## Given task
Look through the records below, count the lines with the word "націоналістами", and reply with only the number.

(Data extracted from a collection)
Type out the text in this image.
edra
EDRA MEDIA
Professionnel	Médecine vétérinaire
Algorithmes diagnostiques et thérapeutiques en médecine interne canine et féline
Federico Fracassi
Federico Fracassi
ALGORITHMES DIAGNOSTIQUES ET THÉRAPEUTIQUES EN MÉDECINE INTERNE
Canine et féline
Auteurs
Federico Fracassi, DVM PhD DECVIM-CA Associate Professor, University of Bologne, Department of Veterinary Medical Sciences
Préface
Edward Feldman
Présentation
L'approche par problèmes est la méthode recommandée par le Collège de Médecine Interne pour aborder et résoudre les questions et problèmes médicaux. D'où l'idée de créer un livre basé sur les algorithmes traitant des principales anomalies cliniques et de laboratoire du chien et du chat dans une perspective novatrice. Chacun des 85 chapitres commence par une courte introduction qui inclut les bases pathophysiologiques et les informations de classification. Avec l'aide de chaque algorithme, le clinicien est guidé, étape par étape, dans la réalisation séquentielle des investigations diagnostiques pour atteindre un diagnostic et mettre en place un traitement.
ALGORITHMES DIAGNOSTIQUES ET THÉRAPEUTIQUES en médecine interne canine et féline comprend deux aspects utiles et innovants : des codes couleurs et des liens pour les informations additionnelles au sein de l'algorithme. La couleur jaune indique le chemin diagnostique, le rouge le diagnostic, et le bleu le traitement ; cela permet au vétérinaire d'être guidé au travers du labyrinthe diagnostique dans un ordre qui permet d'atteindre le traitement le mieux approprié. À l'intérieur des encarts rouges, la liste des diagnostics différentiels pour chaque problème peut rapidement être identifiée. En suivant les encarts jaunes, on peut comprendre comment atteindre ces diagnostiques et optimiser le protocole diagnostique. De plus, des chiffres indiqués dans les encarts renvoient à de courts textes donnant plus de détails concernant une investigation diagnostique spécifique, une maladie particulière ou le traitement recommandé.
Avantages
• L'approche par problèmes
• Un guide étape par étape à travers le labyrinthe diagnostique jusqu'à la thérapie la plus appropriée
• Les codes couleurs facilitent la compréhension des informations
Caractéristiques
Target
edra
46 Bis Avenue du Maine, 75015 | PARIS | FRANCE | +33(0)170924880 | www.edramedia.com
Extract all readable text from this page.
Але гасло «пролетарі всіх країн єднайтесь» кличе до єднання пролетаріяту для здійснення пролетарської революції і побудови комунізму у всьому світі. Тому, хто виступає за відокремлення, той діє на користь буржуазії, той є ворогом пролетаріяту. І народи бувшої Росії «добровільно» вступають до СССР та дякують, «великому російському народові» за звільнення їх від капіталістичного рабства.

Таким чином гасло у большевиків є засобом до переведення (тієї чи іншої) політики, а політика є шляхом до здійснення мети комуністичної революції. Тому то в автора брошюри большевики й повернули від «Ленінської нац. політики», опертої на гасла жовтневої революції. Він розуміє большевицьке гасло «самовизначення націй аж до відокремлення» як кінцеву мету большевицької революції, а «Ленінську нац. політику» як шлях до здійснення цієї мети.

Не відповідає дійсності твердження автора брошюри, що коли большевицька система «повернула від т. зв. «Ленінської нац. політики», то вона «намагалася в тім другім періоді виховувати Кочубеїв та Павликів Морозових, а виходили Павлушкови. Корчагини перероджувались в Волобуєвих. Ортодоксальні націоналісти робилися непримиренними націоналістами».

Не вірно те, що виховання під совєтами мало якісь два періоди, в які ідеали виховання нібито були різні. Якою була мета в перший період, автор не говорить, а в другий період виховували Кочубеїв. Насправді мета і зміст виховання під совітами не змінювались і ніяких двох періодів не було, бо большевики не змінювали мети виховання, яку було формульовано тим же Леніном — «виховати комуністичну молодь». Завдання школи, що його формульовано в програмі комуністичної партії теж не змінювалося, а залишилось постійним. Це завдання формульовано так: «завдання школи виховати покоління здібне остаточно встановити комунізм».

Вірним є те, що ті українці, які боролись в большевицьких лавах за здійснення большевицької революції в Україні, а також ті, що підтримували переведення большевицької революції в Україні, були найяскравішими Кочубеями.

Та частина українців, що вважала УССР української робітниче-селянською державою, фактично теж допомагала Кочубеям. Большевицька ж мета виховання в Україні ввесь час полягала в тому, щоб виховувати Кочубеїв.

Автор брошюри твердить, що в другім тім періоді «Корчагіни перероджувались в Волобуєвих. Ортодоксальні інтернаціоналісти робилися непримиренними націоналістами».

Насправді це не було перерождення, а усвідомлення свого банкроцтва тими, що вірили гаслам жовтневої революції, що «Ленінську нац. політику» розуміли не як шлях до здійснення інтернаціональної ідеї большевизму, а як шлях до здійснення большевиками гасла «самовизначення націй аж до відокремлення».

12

## Task output
2